(Task details)
Check each line of the records below and collect those that include the word "Цель".

# START OF Data entries

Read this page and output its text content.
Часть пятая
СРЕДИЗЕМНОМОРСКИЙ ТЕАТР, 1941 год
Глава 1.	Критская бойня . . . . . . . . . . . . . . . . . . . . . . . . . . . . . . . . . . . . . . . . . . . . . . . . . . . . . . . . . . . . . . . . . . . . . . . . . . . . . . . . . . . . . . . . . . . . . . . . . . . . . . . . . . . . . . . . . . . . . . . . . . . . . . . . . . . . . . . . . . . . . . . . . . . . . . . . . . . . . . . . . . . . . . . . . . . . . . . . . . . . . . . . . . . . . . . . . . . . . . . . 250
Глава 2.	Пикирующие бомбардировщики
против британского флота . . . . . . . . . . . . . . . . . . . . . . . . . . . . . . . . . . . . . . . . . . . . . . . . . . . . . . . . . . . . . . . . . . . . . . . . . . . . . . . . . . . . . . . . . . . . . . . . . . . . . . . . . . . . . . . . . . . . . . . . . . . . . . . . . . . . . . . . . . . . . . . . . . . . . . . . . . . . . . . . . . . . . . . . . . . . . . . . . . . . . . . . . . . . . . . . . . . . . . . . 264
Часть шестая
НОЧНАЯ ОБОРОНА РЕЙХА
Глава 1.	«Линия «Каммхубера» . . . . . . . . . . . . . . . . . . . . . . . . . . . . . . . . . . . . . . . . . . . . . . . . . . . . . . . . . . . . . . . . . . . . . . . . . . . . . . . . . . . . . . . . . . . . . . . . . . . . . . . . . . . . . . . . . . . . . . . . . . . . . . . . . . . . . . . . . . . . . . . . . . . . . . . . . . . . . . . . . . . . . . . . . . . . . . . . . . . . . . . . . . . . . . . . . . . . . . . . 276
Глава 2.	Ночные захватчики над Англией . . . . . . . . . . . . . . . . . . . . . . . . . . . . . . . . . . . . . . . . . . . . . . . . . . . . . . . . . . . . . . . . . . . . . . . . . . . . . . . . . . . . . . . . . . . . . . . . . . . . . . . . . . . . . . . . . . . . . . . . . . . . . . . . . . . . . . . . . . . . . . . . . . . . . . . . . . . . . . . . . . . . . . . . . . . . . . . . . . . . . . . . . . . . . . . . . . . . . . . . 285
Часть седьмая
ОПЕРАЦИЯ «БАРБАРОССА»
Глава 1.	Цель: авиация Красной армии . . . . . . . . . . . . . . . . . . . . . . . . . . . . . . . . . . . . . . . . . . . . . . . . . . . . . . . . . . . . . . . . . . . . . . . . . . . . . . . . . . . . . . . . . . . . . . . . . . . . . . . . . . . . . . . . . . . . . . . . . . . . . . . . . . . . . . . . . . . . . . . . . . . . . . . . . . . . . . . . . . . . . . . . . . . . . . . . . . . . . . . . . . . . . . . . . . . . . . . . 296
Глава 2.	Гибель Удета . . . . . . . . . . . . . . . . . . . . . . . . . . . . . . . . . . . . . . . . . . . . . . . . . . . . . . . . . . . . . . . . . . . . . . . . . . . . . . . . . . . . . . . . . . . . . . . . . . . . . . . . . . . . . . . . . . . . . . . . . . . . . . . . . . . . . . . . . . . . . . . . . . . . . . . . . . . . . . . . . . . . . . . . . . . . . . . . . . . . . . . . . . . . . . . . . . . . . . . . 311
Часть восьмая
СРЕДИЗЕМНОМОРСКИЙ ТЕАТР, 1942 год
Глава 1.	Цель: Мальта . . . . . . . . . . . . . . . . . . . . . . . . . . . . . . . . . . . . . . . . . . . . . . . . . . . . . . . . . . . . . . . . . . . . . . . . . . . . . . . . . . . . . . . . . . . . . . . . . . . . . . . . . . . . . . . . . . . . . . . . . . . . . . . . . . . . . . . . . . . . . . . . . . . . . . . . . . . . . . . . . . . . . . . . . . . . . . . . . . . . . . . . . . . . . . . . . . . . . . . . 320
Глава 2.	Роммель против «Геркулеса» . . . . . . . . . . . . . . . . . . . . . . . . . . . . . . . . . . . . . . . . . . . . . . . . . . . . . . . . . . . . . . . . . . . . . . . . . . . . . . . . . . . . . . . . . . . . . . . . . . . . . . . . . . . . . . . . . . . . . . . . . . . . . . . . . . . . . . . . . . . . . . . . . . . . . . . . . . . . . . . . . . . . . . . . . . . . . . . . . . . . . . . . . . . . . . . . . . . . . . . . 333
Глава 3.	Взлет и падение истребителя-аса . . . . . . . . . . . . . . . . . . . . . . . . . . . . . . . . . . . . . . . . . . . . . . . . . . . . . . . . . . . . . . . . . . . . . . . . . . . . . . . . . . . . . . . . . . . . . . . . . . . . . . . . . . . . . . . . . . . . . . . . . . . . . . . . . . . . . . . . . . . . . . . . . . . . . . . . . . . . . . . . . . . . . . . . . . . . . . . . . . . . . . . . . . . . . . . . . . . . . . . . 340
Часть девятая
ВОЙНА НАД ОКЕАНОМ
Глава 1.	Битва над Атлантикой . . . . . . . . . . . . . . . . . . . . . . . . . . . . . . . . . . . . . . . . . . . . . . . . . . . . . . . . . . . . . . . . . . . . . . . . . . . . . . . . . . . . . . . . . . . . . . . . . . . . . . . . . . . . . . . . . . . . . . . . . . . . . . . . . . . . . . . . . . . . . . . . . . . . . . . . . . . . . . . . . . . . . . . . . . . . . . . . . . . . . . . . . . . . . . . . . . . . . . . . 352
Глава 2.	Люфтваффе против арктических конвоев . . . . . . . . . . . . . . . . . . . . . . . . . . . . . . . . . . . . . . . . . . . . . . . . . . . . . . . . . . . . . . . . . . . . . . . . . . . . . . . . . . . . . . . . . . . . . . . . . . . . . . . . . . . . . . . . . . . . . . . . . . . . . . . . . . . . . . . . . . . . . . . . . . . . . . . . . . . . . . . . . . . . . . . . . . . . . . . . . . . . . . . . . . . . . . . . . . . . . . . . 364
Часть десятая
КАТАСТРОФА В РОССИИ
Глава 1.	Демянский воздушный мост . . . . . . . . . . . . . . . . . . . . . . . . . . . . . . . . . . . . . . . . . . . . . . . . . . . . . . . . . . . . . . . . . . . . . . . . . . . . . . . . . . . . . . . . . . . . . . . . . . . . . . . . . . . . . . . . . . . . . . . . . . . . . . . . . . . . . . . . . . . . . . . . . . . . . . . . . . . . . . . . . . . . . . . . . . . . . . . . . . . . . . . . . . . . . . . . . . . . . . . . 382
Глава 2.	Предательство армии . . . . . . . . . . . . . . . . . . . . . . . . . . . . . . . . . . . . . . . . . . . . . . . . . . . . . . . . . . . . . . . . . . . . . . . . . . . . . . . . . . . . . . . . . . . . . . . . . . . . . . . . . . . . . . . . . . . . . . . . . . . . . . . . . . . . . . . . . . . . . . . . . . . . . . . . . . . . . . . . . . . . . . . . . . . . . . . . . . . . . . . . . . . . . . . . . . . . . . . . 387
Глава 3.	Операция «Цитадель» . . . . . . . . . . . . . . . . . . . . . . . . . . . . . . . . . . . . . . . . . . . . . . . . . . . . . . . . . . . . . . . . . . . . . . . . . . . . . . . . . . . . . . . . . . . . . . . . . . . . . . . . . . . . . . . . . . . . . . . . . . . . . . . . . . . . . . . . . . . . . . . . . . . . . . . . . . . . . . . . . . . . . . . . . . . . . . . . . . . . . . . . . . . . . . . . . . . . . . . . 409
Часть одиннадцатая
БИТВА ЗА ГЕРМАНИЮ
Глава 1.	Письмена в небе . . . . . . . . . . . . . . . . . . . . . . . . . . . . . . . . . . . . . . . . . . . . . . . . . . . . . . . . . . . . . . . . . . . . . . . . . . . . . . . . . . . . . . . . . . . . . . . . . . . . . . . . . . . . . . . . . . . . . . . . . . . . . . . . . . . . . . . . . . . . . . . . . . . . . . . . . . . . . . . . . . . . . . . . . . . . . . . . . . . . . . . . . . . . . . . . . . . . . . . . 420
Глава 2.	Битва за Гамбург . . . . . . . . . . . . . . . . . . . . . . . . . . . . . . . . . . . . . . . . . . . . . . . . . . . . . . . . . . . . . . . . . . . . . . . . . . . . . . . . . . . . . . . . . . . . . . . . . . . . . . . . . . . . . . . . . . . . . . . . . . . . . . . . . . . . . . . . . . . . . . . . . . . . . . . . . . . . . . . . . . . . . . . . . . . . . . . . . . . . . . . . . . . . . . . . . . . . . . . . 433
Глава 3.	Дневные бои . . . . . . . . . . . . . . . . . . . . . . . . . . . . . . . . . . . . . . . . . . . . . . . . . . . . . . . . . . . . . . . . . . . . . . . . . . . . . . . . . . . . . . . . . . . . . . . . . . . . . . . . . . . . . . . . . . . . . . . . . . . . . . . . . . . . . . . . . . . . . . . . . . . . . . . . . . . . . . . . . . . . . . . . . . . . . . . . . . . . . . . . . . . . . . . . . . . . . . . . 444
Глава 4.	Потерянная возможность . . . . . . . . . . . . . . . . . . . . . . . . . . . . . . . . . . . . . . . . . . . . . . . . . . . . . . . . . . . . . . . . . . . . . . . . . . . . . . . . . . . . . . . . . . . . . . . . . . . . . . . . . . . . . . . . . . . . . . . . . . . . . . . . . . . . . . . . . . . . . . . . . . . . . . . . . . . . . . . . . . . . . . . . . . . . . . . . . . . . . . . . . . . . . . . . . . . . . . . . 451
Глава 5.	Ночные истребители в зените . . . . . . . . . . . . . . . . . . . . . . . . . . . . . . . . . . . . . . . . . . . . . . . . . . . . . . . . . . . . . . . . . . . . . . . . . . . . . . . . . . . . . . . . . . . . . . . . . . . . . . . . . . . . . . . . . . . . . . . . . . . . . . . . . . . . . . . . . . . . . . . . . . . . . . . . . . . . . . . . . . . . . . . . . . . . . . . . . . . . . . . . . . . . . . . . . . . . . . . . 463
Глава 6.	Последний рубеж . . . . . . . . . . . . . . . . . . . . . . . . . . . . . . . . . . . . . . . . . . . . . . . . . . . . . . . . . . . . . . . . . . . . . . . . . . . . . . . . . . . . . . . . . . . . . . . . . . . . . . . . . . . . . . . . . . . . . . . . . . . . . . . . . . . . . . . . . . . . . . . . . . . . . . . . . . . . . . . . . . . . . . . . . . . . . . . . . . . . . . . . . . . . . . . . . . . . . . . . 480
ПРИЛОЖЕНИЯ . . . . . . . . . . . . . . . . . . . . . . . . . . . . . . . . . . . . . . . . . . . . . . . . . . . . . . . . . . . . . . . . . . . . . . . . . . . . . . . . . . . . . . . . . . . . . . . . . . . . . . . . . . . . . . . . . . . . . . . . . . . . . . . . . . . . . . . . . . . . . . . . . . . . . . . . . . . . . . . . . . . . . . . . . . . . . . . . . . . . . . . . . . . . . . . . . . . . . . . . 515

# END OF Data entries

(Written response)
Глава 1.	Цель: авиация Красной армии . . . . . . . . . . . . . . . . . . . . . . . . . . . . . . . . . . . . . . . . . . . . . . . . . . . . . . . . . . . . . . . . . . . . . . . . . . . . . . . . . . . . . . . . . . . . . . . . . . . . . . . . . . . . . . . . . . . . . . . . . . . . . . . . . . . . . . . . . . . . . . . . . . . . . . . . . . . . . . . . . . . . . . . . . . . . . . . . . . . . . . . . . . . . . . . . . . . . . . . . 296
Глава 1.	Цель: Мальта . . . . . . . . . . . . . . . . . . . . . . . . . . . . . . . . . . . . . . . . . . . . . . . . . . . . . . . . . . . . . . . . . . . . . . . . . . . . . . . . . . . . . . . . . . . . . . . . . . . . . . . . . . . . . . . . . . . . . . . . . . . . . . . . . . . . . . . . . . . . . . . . . . . . . . . . . . . . . . . . . . . . . . . . . . . . . . . . . . . . . . . . . . . . . . . . . . . . . . . . 320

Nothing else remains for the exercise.